▸ **Source records**:
--------------------------------
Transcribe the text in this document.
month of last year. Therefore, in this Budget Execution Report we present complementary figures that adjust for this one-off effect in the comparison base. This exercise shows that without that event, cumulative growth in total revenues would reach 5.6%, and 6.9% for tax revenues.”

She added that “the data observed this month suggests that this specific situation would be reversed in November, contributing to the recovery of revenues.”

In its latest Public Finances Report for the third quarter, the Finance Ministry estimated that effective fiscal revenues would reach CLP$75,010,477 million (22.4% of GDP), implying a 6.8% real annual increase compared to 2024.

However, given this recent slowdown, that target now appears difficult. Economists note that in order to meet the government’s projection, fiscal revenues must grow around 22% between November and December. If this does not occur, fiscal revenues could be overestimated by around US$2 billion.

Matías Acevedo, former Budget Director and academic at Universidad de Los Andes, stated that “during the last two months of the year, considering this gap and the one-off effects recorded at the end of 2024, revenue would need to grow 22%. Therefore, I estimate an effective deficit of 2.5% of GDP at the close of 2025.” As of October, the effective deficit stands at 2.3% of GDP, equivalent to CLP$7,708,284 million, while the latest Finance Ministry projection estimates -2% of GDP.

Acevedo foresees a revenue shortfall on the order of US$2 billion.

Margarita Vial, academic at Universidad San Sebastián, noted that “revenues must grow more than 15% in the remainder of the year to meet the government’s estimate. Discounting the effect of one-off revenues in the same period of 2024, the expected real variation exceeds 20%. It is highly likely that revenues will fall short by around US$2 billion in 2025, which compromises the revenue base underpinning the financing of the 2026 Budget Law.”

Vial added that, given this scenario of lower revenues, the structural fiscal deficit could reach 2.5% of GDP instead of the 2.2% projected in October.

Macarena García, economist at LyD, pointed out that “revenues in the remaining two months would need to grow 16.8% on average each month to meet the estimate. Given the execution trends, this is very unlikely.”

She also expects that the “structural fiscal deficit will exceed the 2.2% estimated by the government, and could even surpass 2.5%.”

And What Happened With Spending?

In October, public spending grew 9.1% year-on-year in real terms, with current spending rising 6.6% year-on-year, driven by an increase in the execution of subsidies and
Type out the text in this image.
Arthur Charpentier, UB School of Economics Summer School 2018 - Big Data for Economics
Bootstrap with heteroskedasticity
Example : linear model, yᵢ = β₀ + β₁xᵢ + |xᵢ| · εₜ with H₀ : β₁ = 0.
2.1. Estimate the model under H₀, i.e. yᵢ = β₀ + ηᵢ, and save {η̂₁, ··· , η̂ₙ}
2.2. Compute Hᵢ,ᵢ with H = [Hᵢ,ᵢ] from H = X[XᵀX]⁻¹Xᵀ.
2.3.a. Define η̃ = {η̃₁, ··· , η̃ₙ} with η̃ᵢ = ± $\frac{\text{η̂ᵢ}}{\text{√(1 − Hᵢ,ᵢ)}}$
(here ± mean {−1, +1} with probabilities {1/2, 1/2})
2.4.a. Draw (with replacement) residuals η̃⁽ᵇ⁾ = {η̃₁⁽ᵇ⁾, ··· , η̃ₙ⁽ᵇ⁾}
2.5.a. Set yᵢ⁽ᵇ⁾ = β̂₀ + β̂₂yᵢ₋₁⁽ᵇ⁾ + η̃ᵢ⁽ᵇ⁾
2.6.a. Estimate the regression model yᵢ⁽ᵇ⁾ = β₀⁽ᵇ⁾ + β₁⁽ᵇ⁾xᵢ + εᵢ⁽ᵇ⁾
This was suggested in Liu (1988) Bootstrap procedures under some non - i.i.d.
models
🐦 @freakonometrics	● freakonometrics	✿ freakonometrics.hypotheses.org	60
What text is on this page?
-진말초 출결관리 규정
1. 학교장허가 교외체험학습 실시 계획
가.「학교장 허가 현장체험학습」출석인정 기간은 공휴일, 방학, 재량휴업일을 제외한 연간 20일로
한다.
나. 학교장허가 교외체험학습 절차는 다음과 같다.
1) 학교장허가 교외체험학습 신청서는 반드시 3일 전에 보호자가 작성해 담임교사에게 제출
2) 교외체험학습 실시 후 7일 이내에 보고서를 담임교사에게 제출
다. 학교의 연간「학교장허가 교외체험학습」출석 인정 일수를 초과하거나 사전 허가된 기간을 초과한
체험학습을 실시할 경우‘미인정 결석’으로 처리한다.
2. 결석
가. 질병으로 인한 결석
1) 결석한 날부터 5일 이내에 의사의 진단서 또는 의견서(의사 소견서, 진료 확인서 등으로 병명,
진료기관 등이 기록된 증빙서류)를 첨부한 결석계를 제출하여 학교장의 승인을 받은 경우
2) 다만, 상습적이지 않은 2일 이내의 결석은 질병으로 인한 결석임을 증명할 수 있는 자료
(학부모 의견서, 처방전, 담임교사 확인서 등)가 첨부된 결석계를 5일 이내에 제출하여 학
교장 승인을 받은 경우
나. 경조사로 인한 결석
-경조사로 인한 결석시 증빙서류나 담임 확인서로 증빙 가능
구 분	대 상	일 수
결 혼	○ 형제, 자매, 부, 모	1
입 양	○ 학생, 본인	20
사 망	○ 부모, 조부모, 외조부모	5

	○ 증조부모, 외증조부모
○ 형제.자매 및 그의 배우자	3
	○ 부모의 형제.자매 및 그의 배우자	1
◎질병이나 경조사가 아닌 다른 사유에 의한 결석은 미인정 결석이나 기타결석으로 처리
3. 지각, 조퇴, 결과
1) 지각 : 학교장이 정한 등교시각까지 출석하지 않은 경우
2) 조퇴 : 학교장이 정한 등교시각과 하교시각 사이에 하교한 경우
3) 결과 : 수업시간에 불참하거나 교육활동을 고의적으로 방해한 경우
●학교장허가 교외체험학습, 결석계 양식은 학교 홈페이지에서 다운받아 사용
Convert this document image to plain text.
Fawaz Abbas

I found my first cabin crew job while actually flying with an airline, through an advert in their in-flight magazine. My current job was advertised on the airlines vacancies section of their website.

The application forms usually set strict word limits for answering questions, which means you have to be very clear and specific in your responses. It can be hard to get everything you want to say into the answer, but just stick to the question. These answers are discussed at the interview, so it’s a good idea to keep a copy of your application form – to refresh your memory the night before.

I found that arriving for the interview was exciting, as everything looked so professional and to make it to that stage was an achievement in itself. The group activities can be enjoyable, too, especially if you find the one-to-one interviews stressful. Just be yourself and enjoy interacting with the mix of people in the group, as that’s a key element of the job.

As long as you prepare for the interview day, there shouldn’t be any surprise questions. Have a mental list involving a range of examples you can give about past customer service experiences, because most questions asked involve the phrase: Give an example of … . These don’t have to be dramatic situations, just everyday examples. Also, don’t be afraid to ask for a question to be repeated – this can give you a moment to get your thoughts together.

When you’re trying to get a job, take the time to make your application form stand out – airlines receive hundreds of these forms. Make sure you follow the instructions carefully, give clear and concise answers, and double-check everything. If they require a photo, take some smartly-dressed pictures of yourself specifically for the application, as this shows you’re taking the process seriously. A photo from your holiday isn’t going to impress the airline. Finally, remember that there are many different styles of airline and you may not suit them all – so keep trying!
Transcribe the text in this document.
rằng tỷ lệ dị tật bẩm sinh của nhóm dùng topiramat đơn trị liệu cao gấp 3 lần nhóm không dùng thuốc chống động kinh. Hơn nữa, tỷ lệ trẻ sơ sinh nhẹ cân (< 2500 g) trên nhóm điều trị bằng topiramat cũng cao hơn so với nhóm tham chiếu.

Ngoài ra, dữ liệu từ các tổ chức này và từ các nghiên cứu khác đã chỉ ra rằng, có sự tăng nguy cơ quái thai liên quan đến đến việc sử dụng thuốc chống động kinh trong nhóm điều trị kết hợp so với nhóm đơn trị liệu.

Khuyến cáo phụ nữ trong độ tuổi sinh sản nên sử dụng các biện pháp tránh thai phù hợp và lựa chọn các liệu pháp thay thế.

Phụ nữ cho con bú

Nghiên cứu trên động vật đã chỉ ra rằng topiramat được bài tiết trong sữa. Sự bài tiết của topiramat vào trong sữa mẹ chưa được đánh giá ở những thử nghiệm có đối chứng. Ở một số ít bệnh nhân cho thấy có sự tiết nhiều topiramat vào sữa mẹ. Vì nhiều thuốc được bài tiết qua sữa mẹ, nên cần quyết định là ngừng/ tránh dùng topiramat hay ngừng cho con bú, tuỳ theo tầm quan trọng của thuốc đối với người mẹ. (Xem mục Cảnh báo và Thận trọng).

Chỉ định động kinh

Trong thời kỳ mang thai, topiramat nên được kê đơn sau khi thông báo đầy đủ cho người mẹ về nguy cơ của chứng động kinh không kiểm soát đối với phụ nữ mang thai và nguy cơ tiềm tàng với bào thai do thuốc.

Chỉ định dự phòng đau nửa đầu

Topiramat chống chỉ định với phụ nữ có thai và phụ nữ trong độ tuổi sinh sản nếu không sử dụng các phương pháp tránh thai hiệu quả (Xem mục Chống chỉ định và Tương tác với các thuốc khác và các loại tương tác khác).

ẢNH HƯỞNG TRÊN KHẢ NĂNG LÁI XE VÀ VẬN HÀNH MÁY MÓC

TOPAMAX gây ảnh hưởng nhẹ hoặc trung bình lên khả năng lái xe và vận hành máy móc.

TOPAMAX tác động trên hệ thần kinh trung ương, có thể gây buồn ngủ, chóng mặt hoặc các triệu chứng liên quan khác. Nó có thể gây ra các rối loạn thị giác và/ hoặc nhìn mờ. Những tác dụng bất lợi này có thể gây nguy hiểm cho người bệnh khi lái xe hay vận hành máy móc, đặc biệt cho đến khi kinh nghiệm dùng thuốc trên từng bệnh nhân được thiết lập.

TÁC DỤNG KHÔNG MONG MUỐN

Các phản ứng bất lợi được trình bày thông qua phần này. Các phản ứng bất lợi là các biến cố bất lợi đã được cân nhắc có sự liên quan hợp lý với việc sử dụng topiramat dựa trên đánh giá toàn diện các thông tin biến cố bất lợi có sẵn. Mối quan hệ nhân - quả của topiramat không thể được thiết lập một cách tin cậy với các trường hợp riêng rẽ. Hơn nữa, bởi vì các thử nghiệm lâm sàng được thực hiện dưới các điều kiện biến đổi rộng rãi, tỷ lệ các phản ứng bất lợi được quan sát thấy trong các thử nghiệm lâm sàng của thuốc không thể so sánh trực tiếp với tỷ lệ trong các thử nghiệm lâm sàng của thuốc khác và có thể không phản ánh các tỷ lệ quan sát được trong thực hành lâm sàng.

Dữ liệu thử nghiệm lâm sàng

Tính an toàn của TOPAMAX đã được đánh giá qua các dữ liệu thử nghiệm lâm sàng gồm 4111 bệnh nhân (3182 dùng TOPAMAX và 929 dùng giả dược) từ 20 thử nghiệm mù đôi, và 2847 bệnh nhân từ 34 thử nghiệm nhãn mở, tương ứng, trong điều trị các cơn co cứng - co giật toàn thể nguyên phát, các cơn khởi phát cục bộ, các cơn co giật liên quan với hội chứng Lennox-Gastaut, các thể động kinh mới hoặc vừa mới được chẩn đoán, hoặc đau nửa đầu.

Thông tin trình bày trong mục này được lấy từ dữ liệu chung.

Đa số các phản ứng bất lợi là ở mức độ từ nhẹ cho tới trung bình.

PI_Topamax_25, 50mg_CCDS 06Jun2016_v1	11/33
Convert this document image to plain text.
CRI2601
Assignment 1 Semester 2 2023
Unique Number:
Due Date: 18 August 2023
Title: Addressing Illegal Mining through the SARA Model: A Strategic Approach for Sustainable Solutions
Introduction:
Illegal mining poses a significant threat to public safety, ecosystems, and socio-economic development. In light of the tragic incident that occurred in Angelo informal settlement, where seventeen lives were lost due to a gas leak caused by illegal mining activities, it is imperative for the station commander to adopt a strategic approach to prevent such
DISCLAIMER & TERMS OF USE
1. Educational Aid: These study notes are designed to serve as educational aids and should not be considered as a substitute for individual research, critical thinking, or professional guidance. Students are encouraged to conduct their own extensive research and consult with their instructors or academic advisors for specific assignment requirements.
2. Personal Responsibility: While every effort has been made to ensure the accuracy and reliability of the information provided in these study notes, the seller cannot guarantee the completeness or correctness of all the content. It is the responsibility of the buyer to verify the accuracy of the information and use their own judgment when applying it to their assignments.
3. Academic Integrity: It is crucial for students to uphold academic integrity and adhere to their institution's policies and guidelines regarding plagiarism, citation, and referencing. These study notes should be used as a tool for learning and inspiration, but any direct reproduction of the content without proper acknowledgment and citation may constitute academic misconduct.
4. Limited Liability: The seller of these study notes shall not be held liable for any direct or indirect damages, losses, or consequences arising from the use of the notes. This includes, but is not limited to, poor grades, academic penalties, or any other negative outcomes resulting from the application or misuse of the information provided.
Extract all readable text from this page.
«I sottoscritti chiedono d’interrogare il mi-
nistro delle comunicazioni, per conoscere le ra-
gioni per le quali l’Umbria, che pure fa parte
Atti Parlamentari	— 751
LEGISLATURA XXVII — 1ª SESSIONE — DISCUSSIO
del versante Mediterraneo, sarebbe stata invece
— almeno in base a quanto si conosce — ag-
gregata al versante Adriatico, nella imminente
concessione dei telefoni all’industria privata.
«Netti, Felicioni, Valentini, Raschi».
--------------------------------
Work out how many lines above contain the word "make". Give only the number.

2